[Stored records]
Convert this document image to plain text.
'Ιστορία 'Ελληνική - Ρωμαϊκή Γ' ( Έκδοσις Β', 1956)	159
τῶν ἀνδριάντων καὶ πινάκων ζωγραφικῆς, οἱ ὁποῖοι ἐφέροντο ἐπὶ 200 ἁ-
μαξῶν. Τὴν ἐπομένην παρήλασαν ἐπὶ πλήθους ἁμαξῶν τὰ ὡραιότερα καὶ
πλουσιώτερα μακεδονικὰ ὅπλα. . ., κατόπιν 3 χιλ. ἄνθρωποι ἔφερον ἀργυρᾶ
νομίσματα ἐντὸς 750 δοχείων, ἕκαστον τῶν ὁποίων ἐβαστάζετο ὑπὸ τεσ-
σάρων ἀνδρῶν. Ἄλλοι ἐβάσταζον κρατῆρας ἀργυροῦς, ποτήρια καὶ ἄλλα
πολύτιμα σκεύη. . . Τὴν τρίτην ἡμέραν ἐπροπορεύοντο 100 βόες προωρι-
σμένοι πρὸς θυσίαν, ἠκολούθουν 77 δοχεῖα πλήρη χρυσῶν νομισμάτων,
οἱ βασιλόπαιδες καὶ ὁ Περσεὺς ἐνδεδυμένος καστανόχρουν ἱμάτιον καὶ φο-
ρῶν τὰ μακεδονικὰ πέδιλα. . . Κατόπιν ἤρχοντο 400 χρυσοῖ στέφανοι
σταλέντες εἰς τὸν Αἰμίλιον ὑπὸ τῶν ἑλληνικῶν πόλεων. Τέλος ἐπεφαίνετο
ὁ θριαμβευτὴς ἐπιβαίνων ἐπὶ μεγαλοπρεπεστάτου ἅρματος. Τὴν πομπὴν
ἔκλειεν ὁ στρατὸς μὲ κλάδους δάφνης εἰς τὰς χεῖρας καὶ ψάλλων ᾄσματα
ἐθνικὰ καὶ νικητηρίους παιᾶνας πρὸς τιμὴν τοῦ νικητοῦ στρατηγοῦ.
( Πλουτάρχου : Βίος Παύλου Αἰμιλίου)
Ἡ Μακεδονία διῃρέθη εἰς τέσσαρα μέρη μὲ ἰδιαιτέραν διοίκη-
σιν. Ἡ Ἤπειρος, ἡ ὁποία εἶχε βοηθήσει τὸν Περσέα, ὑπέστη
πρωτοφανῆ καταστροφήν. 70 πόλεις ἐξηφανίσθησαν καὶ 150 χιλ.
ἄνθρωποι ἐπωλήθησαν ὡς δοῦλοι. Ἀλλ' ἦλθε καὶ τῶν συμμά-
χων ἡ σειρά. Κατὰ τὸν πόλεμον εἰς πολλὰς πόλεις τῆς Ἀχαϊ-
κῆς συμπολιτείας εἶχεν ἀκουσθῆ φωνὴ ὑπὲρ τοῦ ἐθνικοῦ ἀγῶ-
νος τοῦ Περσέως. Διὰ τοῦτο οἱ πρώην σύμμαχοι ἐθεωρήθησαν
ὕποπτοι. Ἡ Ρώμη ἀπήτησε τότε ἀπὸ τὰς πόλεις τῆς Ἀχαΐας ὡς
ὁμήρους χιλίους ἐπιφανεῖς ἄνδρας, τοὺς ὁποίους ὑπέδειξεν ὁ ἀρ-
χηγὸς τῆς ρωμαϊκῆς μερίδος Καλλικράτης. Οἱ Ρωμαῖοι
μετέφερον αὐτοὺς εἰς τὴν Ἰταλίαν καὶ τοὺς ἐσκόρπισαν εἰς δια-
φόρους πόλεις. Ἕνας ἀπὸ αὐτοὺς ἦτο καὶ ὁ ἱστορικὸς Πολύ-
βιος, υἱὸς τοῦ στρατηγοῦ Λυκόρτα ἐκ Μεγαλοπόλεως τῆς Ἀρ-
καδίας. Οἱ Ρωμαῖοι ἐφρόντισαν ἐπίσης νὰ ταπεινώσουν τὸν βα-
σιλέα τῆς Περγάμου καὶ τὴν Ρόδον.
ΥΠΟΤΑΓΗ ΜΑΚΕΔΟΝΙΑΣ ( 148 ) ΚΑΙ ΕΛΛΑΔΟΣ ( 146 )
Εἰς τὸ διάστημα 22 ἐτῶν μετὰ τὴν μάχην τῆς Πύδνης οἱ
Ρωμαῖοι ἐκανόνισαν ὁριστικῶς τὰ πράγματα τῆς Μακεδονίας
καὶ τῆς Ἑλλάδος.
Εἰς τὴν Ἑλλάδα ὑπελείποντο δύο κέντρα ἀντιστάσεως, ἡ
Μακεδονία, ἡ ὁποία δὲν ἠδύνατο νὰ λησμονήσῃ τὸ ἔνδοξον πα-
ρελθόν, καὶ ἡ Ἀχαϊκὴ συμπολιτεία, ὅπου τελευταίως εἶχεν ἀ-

Task objective:
List the lines of the entries that include "πρὸς".

Written response:
σμένοι πρὸς θυσίαν, ἠκολούθουν 77 δοχεῖα πλήρη χρυσῶν νομισμάτων,
ἐθνικὰ καὶ νικητηρίους παιᾶνας πρὸς τιμὴν τοῦ νικητοῦ στρατηγοῦ.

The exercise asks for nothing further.